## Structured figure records
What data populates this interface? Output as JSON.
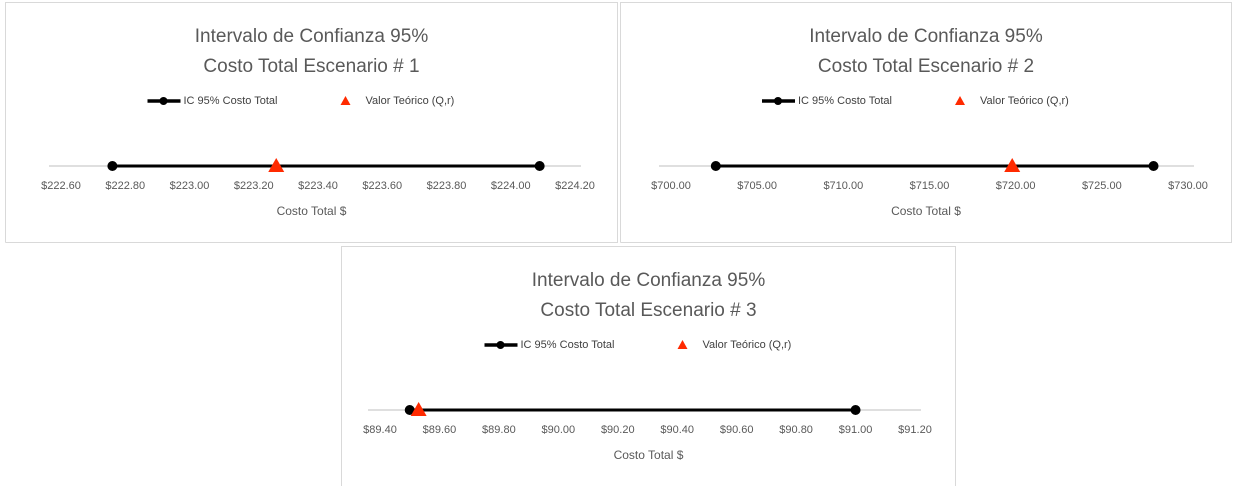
{
  "chart_data": [
    {
      "type": "interval",
      "title": "Intervalo de Confianza 95%",
      "subtitle": "Costo Total  Escenario # 1",
      "xlabel": "Costo  Total $",
      "series": [
        {
          "name": "IC 95% Costo Total",
          "color": "#000000",
          "values": [
            222.76,
            224.09
          ]
        },
        {
          "name": "Valor Teórico (Q,r)",
          "color": "#ff2a00",
          "values": [
            223.27
          ]
        }
      ],
      "xlim": [
        222.6,
        224.2
      ],
      "xticks": [
        {
          "value": 222.6,
          "label": "$222.60"
        },
        {
          "value": 222.8,
          "label": "$222.80"
        },
        {
          "value": 223.0,
          "label": "$223.00"
        },
        {
          "value": 223.2,
          "label": "$223.20"
        },
        {
          "value": 223.4,
          "label": "$223.40"
        },
        {
          "value": 223.6,
          "label": "$223.60"
        },
        {
          "value": 223.8,
          "label": "$223.80"
        },
        {
          "value": 224.0,
          "label": "$224.00"
        },
        {
          "value": 224.2,
          "label": "$224.20"
        }
      ]
    },
    {
      "type": "interval",
      "title": "Intervalo de Confianza 95%",
      "subtitle": "Costo Total  Escenario # 2",
      "xlabel": "Costo  Total $",
      "series": [
        {
          "name": "IC 95% Costo Total",
          "color": "#000000",
          "values": [
            702.6,
            728.0
          ]
        },
        {
          "name": "Valor Teórico (Q,r)",
          "color": "#ff2a00",
          "values": [
            719.8
          ]
        }
      ],
      "xlim": [
        700,
        730
      ],
      "xticks": [
        {
          "value": 700,
          "label": "$700.00"
        },
        {
          "value": 705,
          "label": "$705.00"
        },
        {
          "value": 710,
          "label": "$710.00"
        },
        {
          "value": 715,
          "label": "$715.00"
        },
        {
          "value": 720,
          "label": "$720.00"
        },
        {
          "value": 725,
          "label": "$725.00"
        },
        {
          "value": 730,
          "label": "$730.00"
        }
      ]
    },
    {
      "type": "interval",
      "title": "Intervalo de Confianza 95%",
      "subtitle": "Costo Total  Escenario # 3",
      "xlabel": "Costo  Total $",
      "series": [
        {
          "name": "IC 95% Costo Total",
          "color": "#000000",
          "values": [
            89.5,
            91.0
          ]
        },
        {
          "name": "Valor Teórico (Q,r)",
          "color": "#ff2a00",
          "values": [
            89.53
          ]
        }
      ],
      "xlim": [
        89.4,
        91.2
      ],
      "xticks": [
        {
          "value": 89.4,
          "label": "$89.40"
        },
        {
          "value": 89.6,
          "label": "$89.60"
        },
        {
          "value": 89.8,
          "label": "$89.80"
        },
        {
          "value": 90.0,
          "label": "$90.00"
        },
        {
          "value": 90.2,
          "label": "$90.20"
        },
        {
          "value": 90.4,
          "label": "$90.40"
        },
        {
          "value": 90.6,
          "label": "$90.60"
        },
        {
          "value": 90.8,
          "label": "$90.80"
        },
        {
          "value": 91.0,
          "label": "$91.00"
        },
        {
          "value": 91.2,
          "label": "$91.20"
        }
      ]
    }
  ]
}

## WHAT YOU HAVE TO DO
Every record must be copied exactly, with the pictures left out.

## RESPONSE
What data populates this interface? Output as JSON.
{
  "chart_data": [
    {
      "type": "interval",
      "title": "Intervalo de Confianza 95%",
      "subtitle": "Costo Total  Escenario # 1",
      "xlabel": "Costo  Total $",
      "series": [
        {
          "name": "IC 95% Costo Total",
          "color": "#000000",
          "values": [
            222.76,
            224.09
          ]
        },
        {
          "name": "Valor Teórico (Q,r)",
          "color": "#ff2a00",
          "values": [
            223.27
          ]
        }
      ],
      "xlim": [
        222.6,
        224.2
      ],
      "xticks": [
        {
          "value": 222.6,
          "label": "$222.60"
        },
        {
          "value": 222.8,
          "label": "$222.80"
        },
        {
          "value": 223.0,
          "label": "$223.00"
        },
        {
          "value": 223.2,
          "label": "$223.20"
        },
        {
          "value": 223.4,
          "label": "$223.40"
        },
        {
          "value": 223.6,
          "label": "$223.60"
        },
        {
          "value": 223.8,
          "label": "$223.80"
        },
        {
          "value": 224.0,
          "label": "$224.00"
        },
        {
          "value": 224.2,
          "label": "$224.20"
        }
      ]
    },
    {
      "type": "interval",
      "title": "Intervalo de Confianza 95%",
      "subtitle": "Costo Total  Escenario # 2",
      "xlabel": "Costo  Total $",
      "series": [
        {
          "name": "IC 95% Costo Total",
          "color": "#000000",
          "values": [
            702.6,
            728.0
          ]
        },
        {
          "name": "Valor Teórico (Q,r)",
          "color": "#ff2a00",
          "values": [
            719.8
          ]
        }
      ],
      "xlim": [
        700,
        730
      ],
      "xticks": [
        {
          "value": 700,
          "label": "$700.00"
        },
        {
          "value": 705,
          "label": "$705.00"
        },
        {
          "value": 710,
          "label": "$710.00"
        },
        {
          "value": 715,
          "label": "$715.00"
        },
        {
          "value": 720,
          "label": "$720.00"
        },
        {
          "value": 725,
          "label": "$725.00"
        },
        {
          "value": 730,
          "label": "$730.00"
        }
      ]
    },
    {
      "type": "interval",
      "title": "Intervalo de Confianza 95%",
      "subtitle": "Costo Total  Escenario # 3",
      "xlabel": "Costo  Total $",
      "series": [
        {
          "name": "IC 95% Costo Total",
          "color": "#000000",
          "values": [
            89.5,
            91.0
          ]
        },
        {
          "name": "Valor Teórico (Q,r)",
          "color": "#ff2a00",
          "values": [
            89.53
          ]
        }
      ],
      "xlim": [
        89.4,
        91.2
      ],
      "xticks": [
        {
          "value": 89.4,
          "label": "$89.40"
        },
        {
          "value": 89.6,
          "label": "$89.60"
        },
        {
          "value": 89.8,
          "label": "$89.80"
        },
        {
          "value": 90.0,
          "label": "$90.00"
        },
        {
          "value": 90.2,
          "label": "$90.20"
        },
        {
          "value": 90.4,
          "label": "$90.40"
        },
        {
          "value": 90.6,
          "label": "$90.60"
        },
        {
          "value": 90.8,
          "label": "$90.80"
        },
        {
          "value": 91.0,
          "label": "$91.00"
        },
        {
          "value": 91.2,
          "label": "$91.20"
        }
      ]
    }
  ]
}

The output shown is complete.